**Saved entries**
○ ○ ○ ○

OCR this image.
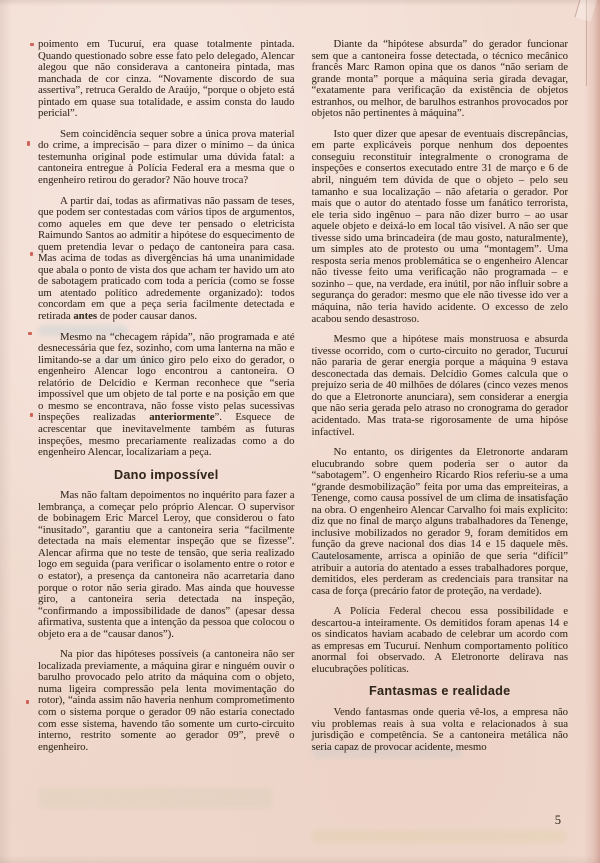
poimento em Tucuruí, era quase totalmente pintada. Quando questionado sobre esse fato pelo delegado, Alencar alegou que não considerava a cantoneira pintada, mas manchada de cor cinza. “Novamente discordo de sua assertiva”, retruca Geraldo de Araújo, “porque o objeto está pintado em quase sua totalidade, e assim consta do laudo pericial”.

Sem coincidência sequer sobre a única prova material do crime, a imprecisão – para dizer o mínimo – da única testemunha original pode estimular uma dúvida fatal: a cantoneira entregue à Polícia Federal era a mesma que o engenheiro retirou do gerador? Não houve troca?

A partir daí, todas as afirmativas não passam de teses, que podem ser contestadas com vários tipos de argumentos, como aqueles em que deve ter pensado o eletricista Raimundo Santos ao admitir a hipótese do esquecimento de quem pretendia levar o pedaço de cantoneira para casa. Mas acima de todas as divergências há uma unanimidade que abala o ponto de vista dos que acham ter havido um ato de sabotagem praticado com toda a perícia (como se fosse um atentado político adredemente organizado): todos concordam em que a peça seria facilmente detectada e retirada antes de poder causar danos.

Mesmo na “checagem rápida”, não programada e até desnecessária que fez, sozinho, com uma lanterna na mão e limitando-se a dar um único giro pelo eixo do gerador, o engenheiro Alencar logo encontrou a cantoneira. O relatório de Delcídio e Kerman reconhece que “seria impossível que um objeto de tal porte e na posição em que o mesmo se encontrava, não fosse visto pelas sucessivas inspeções realizadas anteriormente”. Esquece de acrescentar que inevitavelmente também as futuras inspeções, mesmo precariamente realizadas como a do engenheiro Alencar, localizariam a peça.

Dano impossível

Mas não faltam depoimentos no inquérito para fazer a lembrança, a começar pelo próprio Alencar. O supervisor de bobinagem Eric Marcel Leroy, que considerou o fato “inusitado”, garantiu que a cantoneira seria “facilmente detectada na mais elementar inspeção que se fizesse”. Alencar afirma que no teste de tensão, que seria realizado logo em seguida (para verificar o isolamento entre o rotor e o estator), a presença da cantoneira não acarretaria dano porque o rotor não seria girado. Mas ainda que houvesse giro, a cantoneira seria detectada na inspeção, “confirmando a impossibilidade de danos” (apesar dessa afirmativa, sustenta que a intenção da pessoa que colocou o objeto era a de “causar danos”).

Na pior das hipóteses possíveis (a cantoneira não ser localizada previamente, a máquina girar e ninguém ouvir o barulho provocado pelo atrito da máquina com o objeto, numa ligeira compressão pela lenta movimentação do rotor), “ainda assim não haveria nenhum comprometimento com o sistema porque o gerador 09 não estaria conectado com esse sistema, havendo tão somente um curto-circuito interno, restrito somente ao gerador 09”, prevê o engenheiro.

Diante da “hipótese absurda” do gerador funcionar sem que a cantoneira fosse detectada, o técnico mecânico francês Marc Ramon opina que os danos “não seriam de grande monta” porque a máquina seria girada devagar, “exatamente para verificação da existência de objetos estranhos, ou melhor, de barulhos estranhos provocados por objetos não pertinentes à máquina”.

Isto quer dizer que apesar de eventuais discrepâncias, em parte explicáveis porque nenhum dos depoentes conseguiu reconstituir integralmente o cronograma de inspeções e consertos executado entre 31 de março e 6 de abril, ninguém tem dúvida de que o objeto – pelo seu tamanho e sua localização – não afetaria o gerador. Por mais que o autor do atentado fosse um fanático terrorista, ele teria sido ingênuo – para não dizer burro – ao usar aquele objeto e deixá-lo em local tão visível. A não ser que tivesse sido uma brincadeira (de mau gosto, naturalmente), um simples ato de protesto ou uma “montagem”. Uma resposta seria menos problemática se o engenheiro Alencar não tivesse feito uma verificação não programada – e sozinho – que, na verdade, era inútil, por não influir sobre a segurança do gerador: mesmo que ele não tivesse ido ver a máquina, não teria havido acidente. O excesso de zelo acabou sendo desastroso.

Mesmo que a hipótese mais monstruosa e absurda tivesse ocorrido, com o curto-circuito no gerador, Tucuruí não pararia de gerar energia porque a máquina 9 estava desconectada das demais. Delcídio Gomes calcula que o prejuízo seria de 40 milhões de dólares (cinco vezes menos do que a Eletronorte anunciara), sem considerar a energia que não seria gerada pelo atraso no cronograma do gerador acidentado. Mas trata-se rigorosamente de uma hipóse infactível.

No entanto, os dirigentes da Eletronorte andaram elucubrando sobre quem poderia ser o autor da “sabotagem”. O engenheiro Ricardo Rios referiu-se a uma “grande desmobilização” feita por uma das empreiteiras, a Tenenge, como causa possível de um clima de insatisfação na obra. O engenheiro Alencar Carvalho foi mais explícito: diz que no final de março alguns trabalhadores da Tenenge, inclusive mobilizados no gerador 9, foram demitidos em função da greve nacional dos dias 14 e 15 daquele mês. Cautelosamente, arrisca a opinião de que seria “difícil” atribuir a autoria do atentado a esses trabalhadores porque, demitidos, eles perderam as credenciais para transitar na casa de força (precário fator de proteção, na verdade).

A Polícia Federal checou essa possibilidade e descartou-a inteiramente. Os demitidos foram apenas 14 e os sindicatos haviam acabado de celebrar um acordo com as empresas em Tucuruí. Nenhum comportamento político anormal foi observado. A Eletronorte delirava nas elucubrações políticas.

Fantasmas e realidade

Vendo fantasmas onde queria vê-los, a empresa não viu problemas reais à sua volta e relacionados à sua jurisdição e competência. Se a cantoneira metálica não seria capaz de provocar acidente, mesmo

5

○ ○ ○ ○

**Your goal**
Check each line of the entries above, and show every one holding the word "demitidos".

**Answer for the task**
No entanto, os dirigentes da Eletronorte andaram elucubrando sobre quem poderia ser o autor da “sabotagem”. O engenheiro Ricardo Rios referiu-se a uma “grande desmobilização” feita por uma das empreiteiras, a Tenenge, como causa possível de um clima de insatisfação na obra. O engenheiro Alencar Carvalho foi mais explícito: diz que no final de março alguns trabalhadores da Tenenge, inclusive mobilizados no gerador 9, foram demitidos em função da greve nacional dos dias 14 e 15 daquele mês. Cautelosamente, arrisca a opinião de que seria “difícil” atribuir a autoria do atentado a esses trabalhadores porque, demitidos, eles perderam as credenciais para transitar na casa de força (precário fator de proteção, na verdade).
A Polícia Federal checou essa possibilidade e descartou-a inteiramente. Os demitidos foram apenas 14 e os sindicatos haviam acabado de celebrar um acordo com as empresas em Tucuruí. Nenhum comportamento político anormal foi observado. A Eletronorte delirava nas elucubrações políticas.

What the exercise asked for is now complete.